Assemble all lines in which the string "screenshot" appears.

[Start]

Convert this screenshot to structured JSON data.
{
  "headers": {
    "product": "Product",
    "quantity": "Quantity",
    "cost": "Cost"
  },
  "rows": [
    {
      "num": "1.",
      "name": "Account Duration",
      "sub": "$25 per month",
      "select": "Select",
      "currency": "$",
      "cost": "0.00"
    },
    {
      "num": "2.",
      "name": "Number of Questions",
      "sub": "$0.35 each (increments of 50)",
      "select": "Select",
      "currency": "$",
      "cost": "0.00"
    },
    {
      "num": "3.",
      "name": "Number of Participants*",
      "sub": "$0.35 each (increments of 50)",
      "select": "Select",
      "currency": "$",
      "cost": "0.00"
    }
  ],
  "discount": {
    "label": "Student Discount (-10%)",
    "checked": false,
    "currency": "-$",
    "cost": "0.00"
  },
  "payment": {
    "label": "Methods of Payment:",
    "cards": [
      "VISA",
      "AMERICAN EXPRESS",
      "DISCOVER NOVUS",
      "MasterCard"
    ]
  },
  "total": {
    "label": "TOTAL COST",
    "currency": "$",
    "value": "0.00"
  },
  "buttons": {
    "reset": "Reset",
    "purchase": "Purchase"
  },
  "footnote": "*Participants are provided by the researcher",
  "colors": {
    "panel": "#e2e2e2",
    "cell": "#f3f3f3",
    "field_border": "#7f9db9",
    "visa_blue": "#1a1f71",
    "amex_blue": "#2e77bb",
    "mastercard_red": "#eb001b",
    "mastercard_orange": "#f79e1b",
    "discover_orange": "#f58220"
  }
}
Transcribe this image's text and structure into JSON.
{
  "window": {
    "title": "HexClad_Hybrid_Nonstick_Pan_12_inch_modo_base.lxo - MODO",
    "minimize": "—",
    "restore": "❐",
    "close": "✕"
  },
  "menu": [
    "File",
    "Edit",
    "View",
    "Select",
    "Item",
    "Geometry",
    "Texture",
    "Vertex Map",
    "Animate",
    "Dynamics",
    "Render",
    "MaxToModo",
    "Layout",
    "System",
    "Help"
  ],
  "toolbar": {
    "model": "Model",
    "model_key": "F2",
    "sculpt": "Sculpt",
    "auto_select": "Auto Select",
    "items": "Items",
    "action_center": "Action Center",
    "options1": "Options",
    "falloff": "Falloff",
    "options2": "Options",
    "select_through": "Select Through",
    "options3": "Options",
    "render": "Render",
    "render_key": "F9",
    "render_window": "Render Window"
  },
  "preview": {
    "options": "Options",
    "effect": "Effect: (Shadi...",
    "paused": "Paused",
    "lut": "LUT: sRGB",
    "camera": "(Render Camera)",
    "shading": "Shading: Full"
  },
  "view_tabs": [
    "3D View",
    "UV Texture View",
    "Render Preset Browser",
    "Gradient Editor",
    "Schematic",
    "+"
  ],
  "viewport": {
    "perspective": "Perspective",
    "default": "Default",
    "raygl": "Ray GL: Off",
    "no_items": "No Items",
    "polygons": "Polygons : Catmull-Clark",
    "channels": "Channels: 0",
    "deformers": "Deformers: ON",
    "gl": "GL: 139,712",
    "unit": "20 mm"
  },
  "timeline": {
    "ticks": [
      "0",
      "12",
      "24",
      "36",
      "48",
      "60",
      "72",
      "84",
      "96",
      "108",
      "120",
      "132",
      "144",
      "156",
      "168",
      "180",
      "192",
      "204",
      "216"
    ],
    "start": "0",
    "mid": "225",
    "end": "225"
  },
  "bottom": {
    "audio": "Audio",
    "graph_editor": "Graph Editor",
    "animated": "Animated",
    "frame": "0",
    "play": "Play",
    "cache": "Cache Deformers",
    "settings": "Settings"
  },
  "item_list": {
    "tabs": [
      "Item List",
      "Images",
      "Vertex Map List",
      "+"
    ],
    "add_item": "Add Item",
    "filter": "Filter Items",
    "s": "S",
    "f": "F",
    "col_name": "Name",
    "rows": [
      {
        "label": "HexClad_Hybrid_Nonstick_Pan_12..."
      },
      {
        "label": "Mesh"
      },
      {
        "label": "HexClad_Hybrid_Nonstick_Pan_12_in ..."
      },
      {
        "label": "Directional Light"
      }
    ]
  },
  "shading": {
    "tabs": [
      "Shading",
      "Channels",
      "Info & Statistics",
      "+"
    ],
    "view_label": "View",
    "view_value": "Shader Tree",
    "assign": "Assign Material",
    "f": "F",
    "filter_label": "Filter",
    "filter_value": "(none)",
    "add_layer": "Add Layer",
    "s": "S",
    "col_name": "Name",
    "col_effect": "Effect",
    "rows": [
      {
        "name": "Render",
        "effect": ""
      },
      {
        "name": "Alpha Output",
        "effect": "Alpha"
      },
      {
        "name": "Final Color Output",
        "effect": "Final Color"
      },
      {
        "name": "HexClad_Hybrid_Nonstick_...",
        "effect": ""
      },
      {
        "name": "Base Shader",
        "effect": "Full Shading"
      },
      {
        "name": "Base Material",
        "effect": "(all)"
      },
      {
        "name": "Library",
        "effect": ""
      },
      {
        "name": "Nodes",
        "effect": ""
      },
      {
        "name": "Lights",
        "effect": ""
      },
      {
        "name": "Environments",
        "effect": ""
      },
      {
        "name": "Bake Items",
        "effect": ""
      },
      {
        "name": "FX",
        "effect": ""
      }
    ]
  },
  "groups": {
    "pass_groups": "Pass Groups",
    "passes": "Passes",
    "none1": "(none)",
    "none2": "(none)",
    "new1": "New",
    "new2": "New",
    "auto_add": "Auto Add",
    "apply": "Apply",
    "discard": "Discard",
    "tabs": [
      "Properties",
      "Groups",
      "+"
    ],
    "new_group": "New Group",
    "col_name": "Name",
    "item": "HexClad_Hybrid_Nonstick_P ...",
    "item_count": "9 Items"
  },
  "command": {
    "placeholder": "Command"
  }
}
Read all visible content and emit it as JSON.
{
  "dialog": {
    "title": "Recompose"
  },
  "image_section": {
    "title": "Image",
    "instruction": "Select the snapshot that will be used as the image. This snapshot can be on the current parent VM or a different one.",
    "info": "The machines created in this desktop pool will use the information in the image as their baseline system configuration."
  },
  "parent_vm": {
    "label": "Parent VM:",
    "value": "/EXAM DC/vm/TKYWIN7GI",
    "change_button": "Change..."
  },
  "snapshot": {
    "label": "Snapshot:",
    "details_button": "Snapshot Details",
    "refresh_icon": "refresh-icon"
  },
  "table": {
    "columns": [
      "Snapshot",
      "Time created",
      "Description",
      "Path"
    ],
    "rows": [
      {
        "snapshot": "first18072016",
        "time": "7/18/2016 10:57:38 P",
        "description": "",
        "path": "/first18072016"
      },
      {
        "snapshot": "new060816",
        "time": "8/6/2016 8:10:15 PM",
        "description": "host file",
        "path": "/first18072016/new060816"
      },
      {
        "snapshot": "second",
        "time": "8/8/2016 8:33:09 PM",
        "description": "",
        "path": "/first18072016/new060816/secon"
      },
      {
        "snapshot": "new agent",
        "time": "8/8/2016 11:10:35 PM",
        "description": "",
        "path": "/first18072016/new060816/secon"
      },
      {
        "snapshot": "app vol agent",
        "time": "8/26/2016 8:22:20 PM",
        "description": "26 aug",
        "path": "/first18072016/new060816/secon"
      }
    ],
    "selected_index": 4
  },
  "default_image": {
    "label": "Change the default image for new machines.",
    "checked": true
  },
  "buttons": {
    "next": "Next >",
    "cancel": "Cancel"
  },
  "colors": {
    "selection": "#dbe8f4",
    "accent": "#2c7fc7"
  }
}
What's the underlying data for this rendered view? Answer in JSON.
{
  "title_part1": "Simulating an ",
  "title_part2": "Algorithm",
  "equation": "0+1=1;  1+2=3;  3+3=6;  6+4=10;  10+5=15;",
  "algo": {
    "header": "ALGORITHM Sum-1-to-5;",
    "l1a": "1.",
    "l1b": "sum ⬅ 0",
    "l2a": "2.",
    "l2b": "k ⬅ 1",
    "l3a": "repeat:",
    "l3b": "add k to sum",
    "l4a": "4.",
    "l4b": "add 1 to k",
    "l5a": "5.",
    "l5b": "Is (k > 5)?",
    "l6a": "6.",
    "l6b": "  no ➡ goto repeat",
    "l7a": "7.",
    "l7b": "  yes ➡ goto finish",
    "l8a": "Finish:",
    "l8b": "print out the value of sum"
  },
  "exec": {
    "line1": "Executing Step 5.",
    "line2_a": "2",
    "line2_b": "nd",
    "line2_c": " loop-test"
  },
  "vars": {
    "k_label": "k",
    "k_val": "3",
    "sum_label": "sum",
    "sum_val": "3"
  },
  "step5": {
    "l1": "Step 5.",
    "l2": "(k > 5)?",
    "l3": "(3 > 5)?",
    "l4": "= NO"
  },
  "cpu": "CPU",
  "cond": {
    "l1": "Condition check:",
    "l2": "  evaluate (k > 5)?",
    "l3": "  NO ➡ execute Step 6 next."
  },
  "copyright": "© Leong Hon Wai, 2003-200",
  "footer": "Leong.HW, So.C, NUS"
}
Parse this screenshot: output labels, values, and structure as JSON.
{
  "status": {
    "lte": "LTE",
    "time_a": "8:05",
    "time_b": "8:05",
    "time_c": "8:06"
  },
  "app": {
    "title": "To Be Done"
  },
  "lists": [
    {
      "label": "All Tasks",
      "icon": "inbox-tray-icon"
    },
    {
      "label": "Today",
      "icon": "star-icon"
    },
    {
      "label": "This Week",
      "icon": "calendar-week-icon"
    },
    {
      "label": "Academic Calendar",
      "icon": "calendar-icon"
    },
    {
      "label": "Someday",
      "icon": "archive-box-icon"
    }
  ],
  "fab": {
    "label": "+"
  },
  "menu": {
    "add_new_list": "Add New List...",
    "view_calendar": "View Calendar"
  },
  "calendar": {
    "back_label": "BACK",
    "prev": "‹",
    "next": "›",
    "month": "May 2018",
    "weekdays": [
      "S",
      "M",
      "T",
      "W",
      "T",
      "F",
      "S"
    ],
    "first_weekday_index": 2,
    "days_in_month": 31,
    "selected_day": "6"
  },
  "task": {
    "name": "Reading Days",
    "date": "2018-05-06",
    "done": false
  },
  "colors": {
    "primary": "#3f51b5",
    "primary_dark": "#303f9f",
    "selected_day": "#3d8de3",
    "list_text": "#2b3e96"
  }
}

[End]

» **Finished exercise**:
Convert this screenshot to structured JSON data.
Parse this screenshot: output labels, values, and structure as JSON.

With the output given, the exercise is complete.